What the exercise asks. Repeat word for word everything from the line containing "What text is on this page?" to the end of the listing, first and last lines included, and only that.

Data for this exercise.

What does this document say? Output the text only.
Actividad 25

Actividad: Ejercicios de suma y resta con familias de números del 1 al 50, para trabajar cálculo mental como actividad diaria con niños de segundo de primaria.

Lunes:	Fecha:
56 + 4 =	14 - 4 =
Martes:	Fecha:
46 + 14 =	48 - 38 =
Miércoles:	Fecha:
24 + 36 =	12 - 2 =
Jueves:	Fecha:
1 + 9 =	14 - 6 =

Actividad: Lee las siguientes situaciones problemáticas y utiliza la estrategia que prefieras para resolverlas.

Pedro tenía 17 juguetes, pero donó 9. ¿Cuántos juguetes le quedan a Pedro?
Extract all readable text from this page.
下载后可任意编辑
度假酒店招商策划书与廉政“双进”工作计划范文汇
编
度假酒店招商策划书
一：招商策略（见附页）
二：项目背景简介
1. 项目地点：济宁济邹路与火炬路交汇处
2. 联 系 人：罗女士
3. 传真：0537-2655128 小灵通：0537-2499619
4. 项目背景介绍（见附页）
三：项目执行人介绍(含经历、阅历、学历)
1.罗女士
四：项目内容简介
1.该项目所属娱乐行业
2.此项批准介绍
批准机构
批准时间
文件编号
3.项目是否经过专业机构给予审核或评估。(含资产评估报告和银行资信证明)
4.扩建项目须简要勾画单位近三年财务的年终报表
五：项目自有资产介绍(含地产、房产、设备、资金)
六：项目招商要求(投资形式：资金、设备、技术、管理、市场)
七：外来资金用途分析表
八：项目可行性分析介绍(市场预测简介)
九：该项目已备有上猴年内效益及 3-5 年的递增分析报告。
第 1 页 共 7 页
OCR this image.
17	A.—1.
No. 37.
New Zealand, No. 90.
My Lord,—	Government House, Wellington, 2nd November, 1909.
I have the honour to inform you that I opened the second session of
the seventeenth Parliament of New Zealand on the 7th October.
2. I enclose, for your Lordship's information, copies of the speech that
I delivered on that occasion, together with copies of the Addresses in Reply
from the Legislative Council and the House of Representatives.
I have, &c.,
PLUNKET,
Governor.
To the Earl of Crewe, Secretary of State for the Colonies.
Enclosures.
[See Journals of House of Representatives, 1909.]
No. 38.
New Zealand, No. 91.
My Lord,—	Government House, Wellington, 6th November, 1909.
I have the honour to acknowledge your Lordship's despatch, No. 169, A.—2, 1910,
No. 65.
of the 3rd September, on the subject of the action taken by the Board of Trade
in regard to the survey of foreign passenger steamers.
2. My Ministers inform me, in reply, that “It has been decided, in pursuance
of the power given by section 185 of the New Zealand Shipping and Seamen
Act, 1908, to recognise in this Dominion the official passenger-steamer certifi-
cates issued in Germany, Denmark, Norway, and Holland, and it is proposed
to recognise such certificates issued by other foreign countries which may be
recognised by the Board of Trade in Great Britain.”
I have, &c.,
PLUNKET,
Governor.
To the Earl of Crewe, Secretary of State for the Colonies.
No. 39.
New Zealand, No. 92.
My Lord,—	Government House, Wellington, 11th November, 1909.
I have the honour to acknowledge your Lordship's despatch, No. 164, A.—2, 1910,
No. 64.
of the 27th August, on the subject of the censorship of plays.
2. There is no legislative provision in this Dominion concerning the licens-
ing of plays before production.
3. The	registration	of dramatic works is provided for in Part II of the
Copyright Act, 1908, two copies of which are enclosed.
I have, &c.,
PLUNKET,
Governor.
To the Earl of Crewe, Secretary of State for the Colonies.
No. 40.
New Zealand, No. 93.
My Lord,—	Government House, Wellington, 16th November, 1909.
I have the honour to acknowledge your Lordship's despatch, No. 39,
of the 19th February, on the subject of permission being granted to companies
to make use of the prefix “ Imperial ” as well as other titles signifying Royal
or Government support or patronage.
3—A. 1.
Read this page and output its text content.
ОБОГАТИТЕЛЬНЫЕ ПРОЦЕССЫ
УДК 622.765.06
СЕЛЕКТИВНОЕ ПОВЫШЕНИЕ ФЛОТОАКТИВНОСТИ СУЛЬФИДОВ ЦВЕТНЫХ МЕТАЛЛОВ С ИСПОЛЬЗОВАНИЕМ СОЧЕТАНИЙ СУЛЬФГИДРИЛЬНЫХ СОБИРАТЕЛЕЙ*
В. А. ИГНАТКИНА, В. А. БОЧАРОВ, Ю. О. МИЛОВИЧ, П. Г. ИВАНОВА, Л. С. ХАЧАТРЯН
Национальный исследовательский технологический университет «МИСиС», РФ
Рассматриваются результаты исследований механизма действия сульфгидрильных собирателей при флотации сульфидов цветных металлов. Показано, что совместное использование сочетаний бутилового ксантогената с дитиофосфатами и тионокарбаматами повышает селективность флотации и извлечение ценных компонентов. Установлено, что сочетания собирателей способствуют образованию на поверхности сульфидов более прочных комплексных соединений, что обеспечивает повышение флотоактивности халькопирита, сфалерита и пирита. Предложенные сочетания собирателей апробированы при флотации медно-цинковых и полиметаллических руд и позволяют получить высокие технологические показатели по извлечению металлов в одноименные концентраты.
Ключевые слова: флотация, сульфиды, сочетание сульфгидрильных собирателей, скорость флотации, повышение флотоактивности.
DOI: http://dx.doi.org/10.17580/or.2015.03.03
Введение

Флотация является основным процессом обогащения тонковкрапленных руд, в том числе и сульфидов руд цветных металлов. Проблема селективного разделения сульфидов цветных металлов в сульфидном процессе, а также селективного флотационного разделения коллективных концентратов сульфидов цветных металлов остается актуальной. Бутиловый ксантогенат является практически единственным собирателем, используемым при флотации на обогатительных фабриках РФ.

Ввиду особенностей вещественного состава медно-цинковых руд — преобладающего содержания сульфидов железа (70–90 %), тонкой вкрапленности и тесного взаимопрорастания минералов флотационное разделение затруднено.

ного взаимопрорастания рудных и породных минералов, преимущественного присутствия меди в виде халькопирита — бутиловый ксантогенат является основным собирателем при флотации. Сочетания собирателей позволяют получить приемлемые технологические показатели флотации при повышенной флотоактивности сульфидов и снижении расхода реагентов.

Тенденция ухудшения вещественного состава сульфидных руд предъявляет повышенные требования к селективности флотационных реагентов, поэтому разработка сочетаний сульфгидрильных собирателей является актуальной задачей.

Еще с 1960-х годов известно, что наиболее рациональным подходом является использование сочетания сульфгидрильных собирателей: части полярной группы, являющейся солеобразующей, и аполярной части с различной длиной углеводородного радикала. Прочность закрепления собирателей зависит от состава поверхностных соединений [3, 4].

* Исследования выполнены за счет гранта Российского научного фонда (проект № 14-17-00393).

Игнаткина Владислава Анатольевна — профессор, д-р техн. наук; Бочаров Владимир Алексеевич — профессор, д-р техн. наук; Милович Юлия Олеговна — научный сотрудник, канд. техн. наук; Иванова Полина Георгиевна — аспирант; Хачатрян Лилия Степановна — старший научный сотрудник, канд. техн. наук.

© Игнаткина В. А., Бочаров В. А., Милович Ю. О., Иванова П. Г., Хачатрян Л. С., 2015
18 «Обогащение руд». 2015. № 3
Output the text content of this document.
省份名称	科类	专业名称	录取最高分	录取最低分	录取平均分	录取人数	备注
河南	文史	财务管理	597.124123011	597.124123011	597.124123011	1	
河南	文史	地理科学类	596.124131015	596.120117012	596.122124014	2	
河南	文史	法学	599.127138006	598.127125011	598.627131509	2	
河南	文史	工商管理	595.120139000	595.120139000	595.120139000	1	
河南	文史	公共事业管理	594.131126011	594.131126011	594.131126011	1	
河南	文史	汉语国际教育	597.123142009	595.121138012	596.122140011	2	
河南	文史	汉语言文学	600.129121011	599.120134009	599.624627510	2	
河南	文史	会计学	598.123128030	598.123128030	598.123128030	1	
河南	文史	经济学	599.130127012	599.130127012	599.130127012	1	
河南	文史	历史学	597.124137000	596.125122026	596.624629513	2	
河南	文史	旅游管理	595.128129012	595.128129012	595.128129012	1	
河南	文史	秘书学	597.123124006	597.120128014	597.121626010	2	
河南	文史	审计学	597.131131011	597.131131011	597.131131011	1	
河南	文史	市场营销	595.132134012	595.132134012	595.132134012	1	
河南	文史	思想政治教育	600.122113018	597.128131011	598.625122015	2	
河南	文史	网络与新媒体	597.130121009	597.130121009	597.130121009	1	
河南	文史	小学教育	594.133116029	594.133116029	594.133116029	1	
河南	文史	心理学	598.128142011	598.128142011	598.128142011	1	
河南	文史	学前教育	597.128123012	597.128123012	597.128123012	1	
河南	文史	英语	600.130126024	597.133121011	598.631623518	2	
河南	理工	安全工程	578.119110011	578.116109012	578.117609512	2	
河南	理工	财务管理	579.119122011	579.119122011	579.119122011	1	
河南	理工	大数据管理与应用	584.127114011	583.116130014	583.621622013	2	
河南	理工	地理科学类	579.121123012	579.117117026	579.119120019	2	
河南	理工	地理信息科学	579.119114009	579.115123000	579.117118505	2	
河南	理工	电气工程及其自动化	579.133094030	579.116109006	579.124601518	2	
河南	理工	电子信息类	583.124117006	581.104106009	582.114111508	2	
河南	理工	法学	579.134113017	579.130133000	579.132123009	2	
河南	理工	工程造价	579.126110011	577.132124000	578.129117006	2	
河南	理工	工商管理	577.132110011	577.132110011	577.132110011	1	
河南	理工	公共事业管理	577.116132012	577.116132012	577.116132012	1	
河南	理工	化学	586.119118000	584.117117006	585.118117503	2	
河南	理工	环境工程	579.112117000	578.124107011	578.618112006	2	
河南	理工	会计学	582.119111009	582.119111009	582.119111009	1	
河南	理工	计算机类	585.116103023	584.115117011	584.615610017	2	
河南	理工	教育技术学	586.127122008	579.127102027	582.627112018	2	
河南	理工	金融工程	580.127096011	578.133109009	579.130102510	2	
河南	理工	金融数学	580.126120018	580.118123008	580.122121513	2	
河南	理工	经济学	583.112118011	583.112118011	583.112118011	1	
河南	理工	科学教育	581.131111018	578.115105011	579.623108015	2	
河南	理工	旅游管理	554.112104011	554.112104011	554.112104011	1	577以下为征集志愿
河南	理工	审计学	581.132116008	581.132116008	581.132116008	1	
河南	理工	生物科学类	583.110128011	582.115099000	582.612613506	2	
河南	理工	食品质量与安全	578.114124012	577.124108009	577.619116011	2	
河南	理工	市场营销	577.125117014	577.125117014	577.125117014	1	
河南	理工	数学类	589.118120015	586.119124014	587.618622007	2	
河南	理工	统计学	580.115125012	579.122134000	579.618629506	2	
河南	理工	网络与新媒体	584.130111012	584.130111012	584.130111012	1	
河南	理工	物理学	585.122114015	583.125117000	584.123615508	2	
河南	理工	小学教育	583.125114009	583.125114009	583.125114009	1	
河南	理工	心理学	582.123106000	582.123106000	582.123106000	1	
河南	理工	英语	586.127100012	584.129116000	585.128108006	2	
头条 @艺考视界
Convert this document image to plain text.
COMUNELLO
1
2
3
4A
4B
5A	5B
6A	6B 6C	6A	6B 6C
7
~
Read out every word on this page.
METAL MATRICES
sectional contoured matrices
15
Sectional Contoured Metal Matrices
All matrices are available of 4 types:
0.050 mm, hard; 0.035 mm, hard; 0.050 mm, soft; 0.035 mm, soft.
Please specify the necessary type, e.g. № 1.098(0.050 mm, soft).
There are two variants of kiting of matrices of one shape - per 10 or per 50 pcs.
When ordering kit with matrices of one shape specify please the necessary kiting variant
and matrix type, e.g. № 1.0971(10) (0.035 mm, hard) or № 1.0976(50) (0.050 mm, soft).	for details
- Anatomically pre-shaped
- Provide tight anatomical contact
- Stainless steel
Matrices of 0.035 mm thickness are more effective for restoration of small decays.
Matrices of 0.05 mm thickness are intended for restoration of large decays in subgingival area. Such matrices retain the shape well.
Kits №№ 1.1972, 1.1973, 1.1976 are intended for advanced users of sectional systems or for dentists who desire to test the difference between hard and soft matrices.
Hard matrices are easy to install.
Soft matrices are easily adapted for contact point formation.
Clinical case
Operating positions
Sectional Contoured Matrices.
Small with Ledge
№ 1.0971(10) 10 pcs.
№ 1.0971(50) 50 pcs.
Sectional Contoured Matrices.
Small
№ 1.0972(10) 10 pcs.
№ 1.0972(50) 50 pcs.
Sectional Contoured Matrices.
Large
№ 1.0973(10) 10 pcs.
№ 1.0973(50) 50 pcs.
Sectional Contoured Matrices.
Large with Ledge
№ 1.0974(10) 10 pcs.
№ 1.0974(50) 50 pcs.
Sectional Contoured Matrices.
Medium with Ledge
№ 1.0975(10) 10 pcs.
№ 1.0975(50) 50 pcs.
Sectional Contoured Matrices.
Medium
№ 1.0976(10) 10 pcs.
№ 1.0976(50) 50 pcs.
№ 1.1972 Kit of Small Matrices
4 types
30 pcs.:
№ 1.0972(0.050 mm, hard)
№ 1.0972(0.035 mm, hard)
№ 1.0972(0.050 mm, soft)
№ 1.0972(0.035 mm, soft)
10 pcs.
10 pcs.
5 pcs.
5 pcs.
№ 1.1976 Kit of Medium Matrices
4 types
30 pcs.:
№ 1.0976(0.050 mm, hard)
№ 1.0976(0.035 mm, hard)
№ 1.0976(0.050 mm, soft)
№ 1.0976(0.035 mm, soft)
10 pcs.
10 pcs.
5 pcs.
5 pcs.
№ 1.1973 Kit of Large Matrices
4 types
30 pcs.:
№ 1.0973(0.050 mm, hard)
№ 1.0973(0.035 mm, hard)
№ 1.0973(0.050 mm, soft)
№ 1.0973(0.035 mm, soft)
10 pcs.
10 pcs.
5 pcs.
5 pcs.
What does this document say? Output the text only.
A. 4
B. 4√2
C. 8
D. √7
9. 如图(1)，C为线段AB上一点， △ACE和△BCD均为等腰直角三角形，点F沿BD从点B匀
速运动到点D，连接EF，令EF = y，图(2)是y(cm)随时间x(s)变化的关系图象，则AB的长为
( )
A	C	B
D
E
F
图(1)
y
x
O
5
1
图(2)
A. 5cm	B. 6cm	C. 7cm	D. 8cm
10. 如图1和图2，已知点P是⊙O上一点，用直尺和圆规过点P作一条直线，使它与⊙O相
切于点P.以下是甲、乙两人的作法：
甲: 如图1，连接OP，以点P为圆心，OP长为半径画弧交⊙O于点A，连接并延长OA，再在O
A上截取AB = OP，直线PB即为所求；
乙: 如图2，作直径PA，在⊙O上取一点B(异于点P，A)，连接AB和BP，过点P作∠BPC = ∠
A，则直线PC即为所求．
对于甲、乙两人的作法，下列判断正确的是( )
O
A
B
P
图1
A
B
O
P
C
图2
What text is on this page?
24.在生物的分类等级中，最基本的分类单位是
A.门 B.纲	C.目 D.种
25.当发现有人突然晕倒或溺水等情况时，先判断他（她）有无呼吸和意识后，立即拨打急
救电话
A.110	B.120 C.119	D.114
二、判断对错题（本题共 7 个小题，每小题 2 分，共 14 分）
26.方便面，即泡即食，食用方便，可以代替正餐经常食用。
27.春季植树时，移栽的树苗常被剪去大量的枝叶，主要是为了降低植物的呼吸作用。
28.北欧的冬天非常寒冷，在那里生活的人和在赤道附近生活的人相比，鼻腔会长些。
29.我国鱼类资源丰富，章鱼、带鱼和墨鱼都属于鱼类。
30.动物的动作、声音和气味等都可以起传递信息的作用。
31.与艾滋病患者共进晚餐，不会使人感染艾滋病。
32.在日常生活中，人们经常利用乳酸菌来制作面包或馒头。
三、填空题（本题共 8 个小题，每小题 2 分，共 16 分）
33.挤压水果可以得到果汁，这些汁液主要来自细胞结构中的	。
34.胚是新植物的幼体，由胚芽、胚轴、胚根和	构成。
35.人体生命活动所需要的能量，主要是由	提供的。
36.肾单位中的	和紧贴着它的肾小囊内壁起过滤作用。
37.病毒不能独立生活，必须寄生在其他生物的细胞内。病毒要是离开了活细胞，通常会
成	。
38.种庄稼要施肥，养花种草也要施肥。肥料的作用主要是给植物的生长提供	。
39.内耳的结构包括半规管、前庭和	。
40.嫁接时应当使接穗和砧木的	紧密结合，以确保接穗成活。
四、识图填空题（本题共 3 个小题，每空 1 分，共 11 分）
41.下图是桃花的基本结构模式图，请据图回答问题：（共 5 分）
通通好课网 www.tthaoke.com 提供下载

Written reply.
What text is on this page?
24.在生物的分类等级中，最基本的分类单位是
A.门 B.纲	C.目 D.种
25.当发现有人突然晕倒或溺水等情况时，先判断他（她）有无呼吸和意识后，立即拨打急
救电话
A.110	B.120 C.119	D.114
二、判断对错题（本题共 7 个小题，每小题 2 分，共 14 分）
26.方便面，即泡即食，食用方便，可以代替正餐经常食用。
27.春季植树时，移栽的树苗常被剪去大量的枝叶，主要是为了降低植物的呼吸作用。
28.北欧的冬天非常寒冷，在那里生活的人和在赤道附近生活的人相比，鼻腔会长些。
29.我国鱼类资源丰富，章鱼、带鱼和墨鱼都属于鱼类。
30.动物的动作、声音和气味等都可以起传递信息的作用。
31.与艾滋病患者共进晚餐，不会使人感染艾滋病。
32.在日常生活中，人们经常利用乳酸菌来制作面包或馒头。
三、填空题（本题共 8 个小题，每小题 2 分，共 16 分）
33.挤压水果可以得到果汁，这些汁液主要来自细胞结构中的	。
34.胚是新植物的幼体，由胚芽、胚轴、胚根和	构成。
35.人体生命活动所需要的能量，主要是由	提供的。
36.肾单位中的	和紧贴着它的肾小囊内壁起过滤作用。
37.病毒不能独立生活，必须寄生在其他生物的细胞内。病毒要是离开了活细胞，通常会
成	。
38.种庄稼要施肥，养花种草也要施肥。肥料的作用主要是给植物的生长提供	。
39.内耳的结构包括半规管、前庭和	。
40.嫁接时应当使接穗和砧木的	紧密结合，以确保接穗成活。
四、识图填空题（本题共 3 个小题，每空 1 分，共 11 分）
41.下图是桃花的基本结构模式图，请据图回答问题：（共 5 分）
通通好课网 www.tthaoke.com 提供下载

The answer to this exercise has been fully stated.